» Exercise data
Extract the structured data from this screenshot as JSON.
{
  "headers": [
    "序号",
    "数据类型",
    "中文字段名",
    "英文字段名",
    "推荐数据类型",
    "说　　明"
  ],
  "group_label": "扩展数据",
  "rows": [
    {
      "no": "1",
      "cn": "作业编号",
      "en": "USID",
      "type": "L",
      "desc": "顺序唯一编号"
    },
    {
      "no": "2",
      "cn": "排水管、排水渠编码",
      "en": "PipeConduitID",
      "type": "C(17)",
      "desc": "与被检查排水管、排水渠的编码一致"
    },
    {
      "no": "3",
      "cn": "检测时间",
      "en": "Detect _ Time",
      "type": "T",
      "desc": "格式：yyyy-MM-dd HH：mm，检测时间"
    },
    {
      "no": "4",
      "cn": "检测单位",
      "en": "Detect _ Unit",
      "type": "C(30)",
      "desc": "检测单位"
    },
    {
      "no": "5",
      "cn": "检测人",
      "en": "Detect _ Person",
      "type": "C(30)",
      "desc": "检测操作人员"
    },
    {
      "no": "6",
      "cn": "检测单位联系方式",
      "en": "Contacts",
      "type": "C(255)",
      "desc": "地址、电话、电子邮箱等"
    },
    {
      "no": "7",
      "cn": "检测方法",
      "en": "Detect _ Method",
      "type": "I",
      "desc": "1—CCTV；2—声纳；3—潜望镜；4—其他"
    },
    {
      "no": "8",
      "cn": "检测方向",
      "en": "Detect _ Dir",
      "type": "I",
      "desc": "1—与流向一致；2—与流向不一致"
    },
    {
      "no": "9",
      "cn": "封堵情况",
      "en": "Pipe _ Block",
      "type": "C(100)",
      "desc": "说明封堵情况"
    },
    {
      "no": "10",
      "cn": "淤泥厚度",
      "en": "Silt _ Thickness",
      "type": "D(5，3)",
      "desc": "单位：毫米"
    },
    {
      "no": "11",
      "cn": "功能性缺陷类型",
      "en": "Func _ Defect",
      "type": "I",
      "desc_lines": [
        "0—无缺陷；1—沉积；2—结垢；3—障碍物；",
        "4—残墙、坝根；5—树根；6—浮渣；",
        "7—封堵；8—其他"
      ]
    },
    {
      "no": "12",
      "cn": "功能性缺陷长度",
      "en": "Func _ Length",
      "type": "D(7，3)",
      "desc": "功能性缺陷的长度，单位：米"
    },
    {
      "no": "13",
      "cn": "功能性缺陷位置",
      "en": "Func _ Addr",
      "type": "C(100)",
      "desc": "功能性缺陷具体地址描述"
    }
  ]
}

» Work required
For the material, find the number of lines holding the word "Func" and give that figure and nothing more.

» Solution for this task
3